- [REQUESTS]
1 – Write out the stretch of the Commanders season preview below from "Washington has talent" through "and Antonio Gibson.", copying it word for word.
2 – Extend the Commanders season preview below, picking up right after its final sentence.

- [EXTRACT TO READ]
** Start **
Welcome to 32 teams in 32 days. To get us through the offseason, we’ll be taking a closer look at every team in the league, in order of projected 2023 win totals. Next up: the Commanders.
It’s a new day for the Commanders and their fans.
The biggest offseason move? New ownership. But while the excitement of a new owner might mean long-term happiness in Washington, the short term could still be problematic.
Washington has talent on the defensive side, especially up front with pass rushers like Montez Sweat, Daron Payne, Jonathan Allen and Chase Young. However, there are real questions about the back seven, especially in an NFC East that is loaded with skill-position players.
Offensively, the clear question mark is quarterback Sam Howell. The second-year man is getting a chance to start, with veteran backup Jacoby Brissett waiting should anything go awry. Howell gets to work with new offensive coordinator Eric Bieniemy, who won two Super Bowls in the same role with the Chiefs.
Around Howell, the Commanders have some talent. The receivers are three deep and led by fifth-year star Terry McLaurin, who, despite subpar quarterback play, has posted three 1,000-yard campaigns. He’s helped by Jahan Dotson and Curtis Samuel, along with running backs Brian Robinson Jr. and Antonio Gibson.
All told, the Commanders have enough juice to be a tough out, but only if Howell proves to be the answer under center.
Biggest gamble this offseason: Giving the ball to Howell
Few teams are taking bigger gambles than Washington is with Howell.
The Commanders selected Howell out of North Carolina in the fifth round last spring, and he started only one game after that, in a meaningless Week 18 affair against the Cowboys. In that game, he went 11-of-19 for 169 yards with a touchdown and an interception. Somehow, that showing—along with a season’s worth of practice reps—earned enough confidence to give Howell the most important job on the team.
Howell was a three-year starter with the Tar Heels, throwing 92 touchdowns against 23 picks while also completing 63.8 percent of his attempts. Now Howell will get his chance in the big league. But if he struggles, Washington can go to Brissett, who has started 48 games over his NFL career, including 11 with the Browns last season.
However, it’s hard to argue Brissett is capable of leading the Commanders to a playoff spot, putting the onus on Howell to perform immediately and consistently.
Toughest stretch of the season: Weeks 7 to 12
The Commanders have a brutal stretch at midseason. After a road game with the Falcons in Week 6, Washington will stay on the road for a date with the Giants before a quick stop at home to face the NFC champion Eagles.
Come Week 9, it’s another two-game road trip, with Bill Belichick and the Patriots on the schedule followed by a trip to the Pacific Northwest for a tilt against the Seahawks. Finally, it’s a return to the nation’s capital for another engagement with the Giants before finishing this six-week gantlet with a road trip to Dallas.
** End **
- [DATA SHOWN]
** Start **
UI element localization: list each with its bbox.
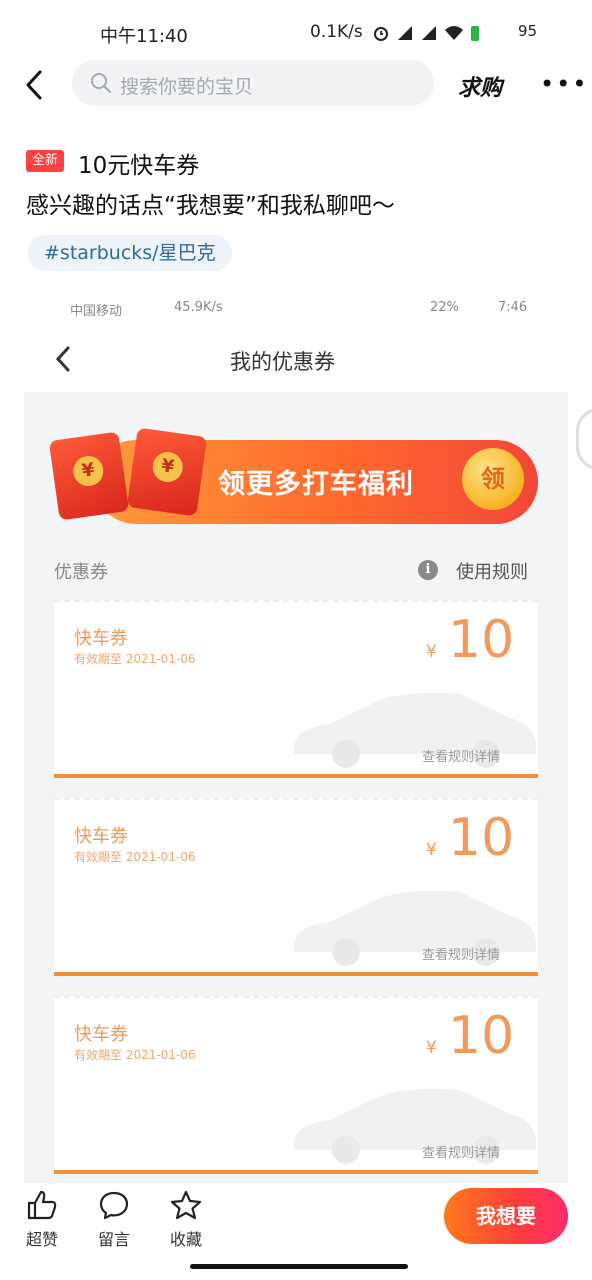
** End **
- [TASK-BY-TASK RESULTS]
1 –
Washington has talent on the defensive side, especially up front with pass rushers like Montez Sweat, Daron Payne, Jonathan Allen and Chase Young. However, there are real questions about the back seven, especially in an NFC East that is loaded with skill-position players.
Offensively, the clear question mark is quarterback Sam Howell. The second-year man is getting a chance to start, with veteran backup Jacoby Brissett waiting should anything go awry. Howell gets to work with new offensive coordinator Eric Bieniemy, who won two Super Bowls in the same role with the Chiefs.
Around Howell, the Commanders have some talent. The receivers are three deep and led by fifth-year star Terry McLaurin, who, despite subpar quarterback play, has posted three 1,000-yard campaigns. He’s helped by Jahan Dotson and Curtis Samuel, along with running backs Brian Robinson Jr. and Antonio Gibson.

2 –
Breakout player to watch: Jahan Dotson
A first-round pick from Penn State last spring, Dotson immediately showed why the Commanders had so much faith in him as a partner across from McLaurin.
In Dotson’s first four games, he had four touchdowns, including two in a Week 1 win over the Jaguars at FedExField. After missing the next five contests, Dotson finished strong, totaling 35 catches on 61 targets for 523 yards and seven touchdowns.
While Dotson didn’t put up the numbers of Chris Olave or Garrett Wilson, he was a productive rookie who should continue to ascend if quarterback play isn’t a hindrance.
Position of strength: Defensive line
Despite having Chase Young for only three games last year, the Commanders still finished 13th in sacks with 43.
Now with Young healthy and surrounded by the aforementioned group of Sweat, Payne and Allen, Washington can give any offensive line fits. In 2022, Payne led the way with 11.5 sacks, while Sweat and Allen combined for another 15.5.
Few teams can match the four-headed monster Washington possesses up front. That should allow defensive coordinator Jack Del Rio to win along the line without blitzing, giving help with numbers to the Commanders’ pass coverage.
Position of weakness: Quarterback
How could it be anything other than quarterback?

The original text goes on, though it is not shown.